_What the task asks_
A faithful, picture-free copy of the listing below is required.

_Material to process_
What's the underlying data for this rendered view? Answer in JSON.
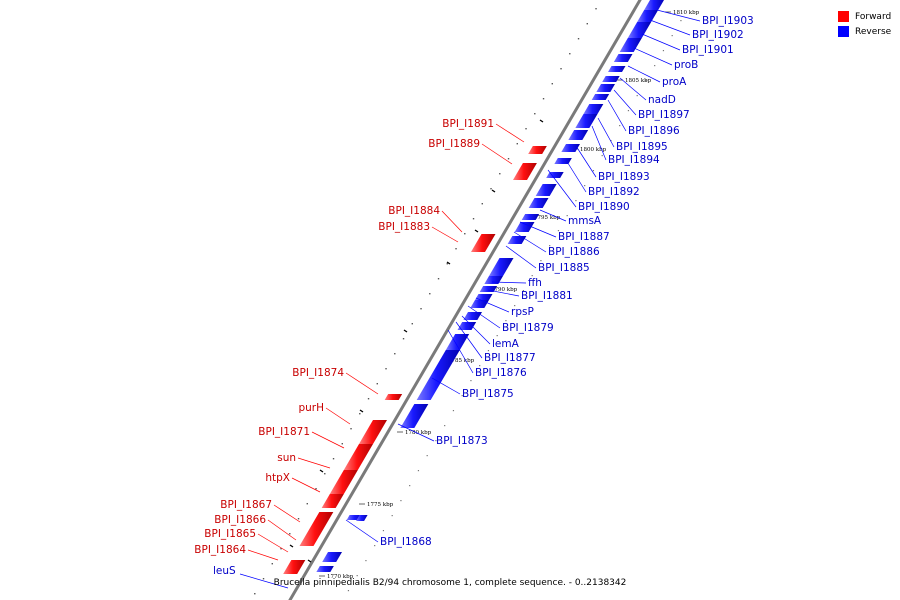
{
  "legend": {
    "forward_label": "Forward",
    "reverse_label": "Reverse",
    "forward_color": "#ff0000",
    "reverse_color": "#0000ff"
  },
  "caption": "Brucella pinnipedialis B2/94 chromosome 1, complete sequence. - 0..2138342",
  "ticks": [
    "1810 kbp",
    "1805 kbp",
    "1800 kbp",
    "1795 kbp",
    "1790 kbp",
    "1785 kbp",
    "1780 kbp",
    "1775 kbp",
    "1770 kbp"
  ],
  "reverse_genes": [
    "BPI_I1903",
    "BPI_I1902",
    "BPI_I1901",
    "proB",
    "proA",
    "nadD",
    "BPI_I1897",
    "BPI_I1896",
    "BPI_I1895",
    "BPI_I1894",
    "BPI_I1893",
    "BPI_I1892",
    "BPI_I1890",
    "mmsA",
    "BPI_I1887",
    "BPI_I1886",
    "BPI_I1885",
    "ffh",
    "BPI_I1881",
    "rpsP",
    "BPI_I1879",
    "lemA",
    "BPI_I1877",
    "BPI_I1876",
    "BPI_I1875",
    "BPI_I1873",
    "BPI_I1868",
    "leuS"
  ],
  "forward_genes": [
    "BPI_I1891",
    "BPI_I1889",
    "BPI_I1884",
    "BPI_I1883",
    "BPI_I1874",
    "purH",
    "BPI_I1871",
    "sun",
    "htpX",
    "BPI_I1867",
    "BPI_I1866",
    "BPI_I1865",
    "BPI_I1864"
  ]
}
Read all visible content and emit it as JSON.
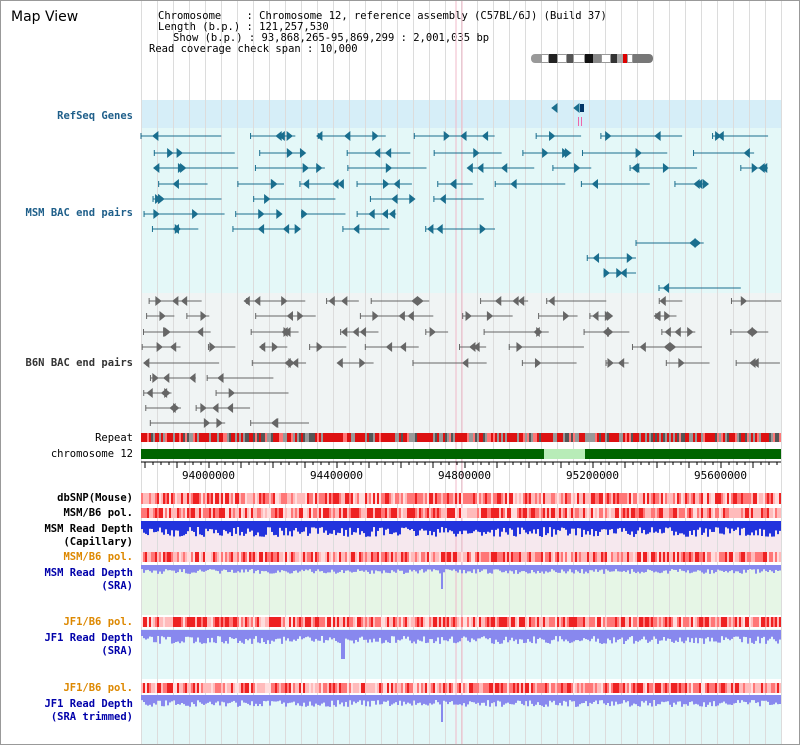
{
  "page": {
    "title": "Map View"
  },
  "info": {
    "chromosome_label": "Chromosome",
    "chromosome_value": ": Chromosome 12, reference assembly (C57BL/6J) (Build 37)",
    "length_label": "Length (b.p.)",
    "length_value": ": 121,257,530",
    "show_label": "Show (b.p.)",
    "show_value": ": 93,868,265-95,869,299 : 2,001,035 bp",
    "coverage_label": "Read coverage check span",
    "coverage_value": ": 10,000"
  },
  "tracks": {
    "refseq": "RefSeq Genes",
    "msm_bac": "MSM BAC end pairs",
    "b6n_bac": "B6N BAC end pairs",
    "repeat": "Repeat",
    "chromosome": "chromosome 12",
    "dbsnp": "dbSNP(Mouse)",
    "msm_b6_pol_1": "MSM/B6 pol.",
    "msm_read_depth_cap_1": "MSM Read Depth",
    "msm_read_depth_cap_2": "(Capillary)",
    "msm_b6_pol_2": "MSM/B6 pol.",
    "msm_read_depth_sra_1": "MSM Read Depth",
    "msm_read_depth_sra_2": "(SRA)",
    "jf1_b6_pol_1": "JF1/B6 pol.",
    "jf1_read_depth_sra_1": "JF1 Read Depth",
    "jf1_read_depth_sra_2": "(SRA)",
    "jf1_b6_pol_2": "JF1/B6 pol.",
    "jf1_read_depth_trim_1": "JF1 Read Depth",
    "jf1_read_depth_trim_2": "(SRA trimmed)"
  },
  "axis": {
    "ticks": [
      "94000000",
      "94400000",
      "94800000",
      "95200000",
      "95600000"
    ]
  },
  "colors": {
    "refseq_bg": "#d6eef8",
    "track_bg": "#e4f8f8",
    "feature_teal": "#1a6e8e",
    "feature_gray": "#666666",
    "chromosome_green": "#006400",
    "gap_green": "#b8ecb8",
    "depth_blue": "#2233dd",
    "depth_light_blue": "#8888ee",
    "pol_red": "#ee3333"
  }
}
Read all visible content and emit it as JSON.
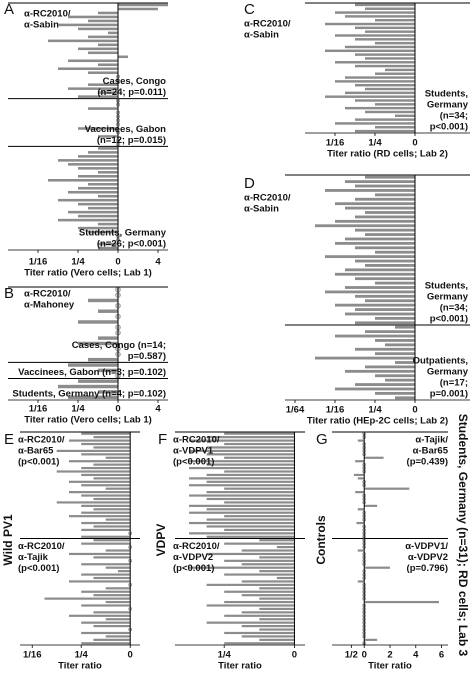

_Solution below_
What's the underlying data for this rendered view? Answer in JSON.
{
  "legend": {
    "forward_label": "Forward",
    "reverse_label": "Reverse",
    "forward_color": "#ff0000",
    "reverse_color": "#0000ff"
  },
  "caption": "Brucella pinnipedialis B2/94 chromosome 1, complete sequence. - 0..2138342",
  "ticks": [
    "1810 kbp",
    "1805 kbp",
    "1800 kbp",
    "1795 kbp",
    "1790 kbp",
    "1785 kbp",
    "1780 kbp",
    "1775 kbp",
    "1770 kbp"
  ],
  "reverse_genes": [
    "BPI_I1903",
    "BPI_I1902",
    "BPI_I1901",
    "proB",
    "proA",
    "nadD",
    "BPI_I1897",
    "BPI_I1896",
    "BPI_I1895",
    "BPI_I1894",
    "BPI_I1893",
    "BPI_I1892",
    "BPI_I1890",
    "mmsA",
    "BPI_I1887",
    "BPI_I1886",
    "BPI_I1885",
    "ffh",
    "BPI_I1881",
    "rpsP",
    "BPI_I1879",
    "lemA",
    "BPI_I1877",
    "BPI_I1876",
    "BPI_I1875",
    "BPI_I1873",
    "BPI_I1868",
    "leuS"
  ],
  "forward_genes": [
    "BPI_I1891",
    "BPI_I1889",
    "BPI_I1884",
    "BPI_I1883",
    "BPI_I1874",
    "purH",
    "BPI_I1871",
    "sun",
    "htpX",
    "BPI_I1867",
    "BPI_I1866",
    "BPI_I1865",
    "BPI_I1864"
  ]
}
Read all visible content and emit it as JSON.
{
  "page": {
    "title": "Map View"
  },
  "info": {
    "chromosome_label": "Chromosome",
    "chromosome_value": ": Chromosome 12, reference assembly (C57BL/6J) (Build 37)",
    "length_label": "Length (b.p.)",
    "length_value": ": 121,257,530",
    "show_label": "Show (b.p.)",
    "show_value": ": 93,868,265-95,869,299 : 2,001,035 bp",
    "coverage_label": "Read coverage check span",
    "coverage_value": ": 10,000"
  },
  "tracks": {
    "refseq": "RefSeq Genes",
    "msm_bac": "MSM BAC end pairs",
    "b6n_bac": "B6N BAC end pairs",
    "repeat": "Repeat",
    "chromosome": "chromosome 12",
    "dbsnp": "dbSNP(Mouse)",
    "msm_b6_pol_1": "MSM/B6 pol.",
    "msm_read_depth_cap_1": "MSM Read Depth",
    "msm_read_depth_cap_2": "(Capillary)",
    "msm_b6_pol_2": "MSM/B6 pol.",
    "msm_read_depth_sra_1": "MSM Read Depth",
    "msm_read_depth_sra_2": "(SRA)",
    "jf1_b6_pol_1": "JF1/B6 pol.",
    "jf1_read_depth_sra_1": "JF1 Read Depth",
    "jf1_read_depth_sra_2": "(SRA)",
    "jf1_b6_pol_2": "JF1/B6 pol.",
    "jf1_read_depth_trim_1": "JF1 Read Depth",
    "jf1_read_depth_trim_2": "(SRA trimmed)"
  },
  "axis": {
    "ticks": [
      "94000000",
      "94400000",
      "94800000",
      "95200000",
      "95600000"
    ]
  },
  "colors": {
    "refseq_bg": "#d6eef8",
    "track_bg": "#e4f8f8",
    "feature_teal": "#1a6e8e",
    "feature_gray": "#666666",
    "chromosome_green": "#006400",
    "gap_green": "#b8ecb8",
    "depth_blue": "#2233dd",
    "depth_light_blue": "#8888ee",
    "pol_red": "#ee3333"
  }
}
Read all visible content and emit it as JSON.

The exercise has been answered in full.